**Task to complete**
Reproduce the lines of the entries without any change, starting with the line containing "legend-swatch-marker — [361, 289, 373, 301]" and ending with the line containing "series-lines — [102, 19, 397, 385]", both included.

**Given records**

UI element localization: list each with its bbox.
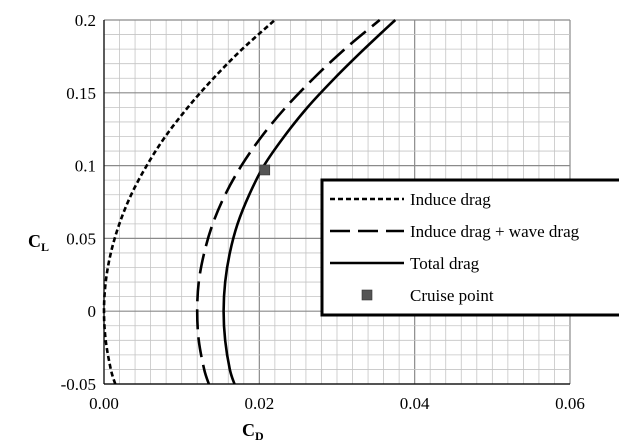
legend-swatch-marker — [361, 289, 373, 301]
legend-label: Cruise point — [410, 286, 494, 305]
legend-label: Total drag — [410, 254, 480, 273]
x-tick-label: 0.00 — [89, 394, 119, 413]
y-axis-label: CL — [28, 231, 49, 254]
x-axis-label: CD — [242, 420, 264, 443]
x-tick-label: 0.02 — [244, 394, 274, 413]
series-line-2 — [195, 19, 381, 385]
y-tick-label: 0.1 — [75, 157, 96, 176]
legend: Induce drag Induce drag + wave drag Total … — [320, 178, 619, 317]
data-points — [259, 164, 271, 176]
legend-label: Induce drag — [410, 190, 491, 209]
cruise-point-marker — [259, 164, 271, 176]
y-tick-label: 0 — [88, 302, 97, 321]
series-line-3 — [222, 19, 397, 385]
y-tick-label: 0.15 — [66, 84, 96, 103]
y-tick-label: 0.05 — [66, 229, 96, 248]
legend-label: Induce drag + wave drag — [410, 222, 580, 241]
x-tick-label: 0.06 — [555, 394, 585, 413]
y-tick-label: -0.05 — [61, 375, 96, 394]
series-lines — [102, 19, 397, 385]
x-tick-label: 0.04 — [400, 394, 430, 413]
y-tick-label: 0.2 — [75, 11, 96, 30]
series-line-1 — [102, 19, 276, 385]
tick-labels: 0.00 0.02 0.04 0.06 -0.05 0 0.05 0.1 0.15 0.2 — [61, 11, 585, 413]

**Output of the task**
legend-swatch-marker — [361, 289, 373, 301]
legend-label: Cruise point — [410, 286, 494, 305]
legend-label: Total drag — [410, 254, 480, 273]
x-tick-label: 0.00 — [89, 394, 119, 413]
y-axis-label: CL — [28, 231, 49, 254]
x-axis-label: CD — [242, 420, 264, 443]
x-tick-label: 0.02 — [244, 394, 274, 413]
series-line-2 — [195, 19, 381, 385]
y-tick-label: 0.1 — [75, 157, 96, 176]
legend: Induce drag Induce drag + wave drag Total … — [320, 178, 619, 317]
data-points — [259, 164, 271, 176]
legend-label: Induce drag — [410, 190, 491, 209]
cruise-point-marker — [259, 164, 271, 176]
y-tick-label: 0 — [88, 302, 97, 321]
series-line-3 — [222, 19, 397, 385]
y-tick-label: 0.15 — [66, 84, 96, 103]
y-tick-label: 0.05 — [66, 229, 96, 248]
legend-label: Induce drag + wave drag — [410, 222, 580, 241]
x-tick-label: 0.06 — [555, 394, 585, 413]
y-tick-label: -0.05 — [61, 375, 96, 394]
series-lines — [102, 19, 397, 385]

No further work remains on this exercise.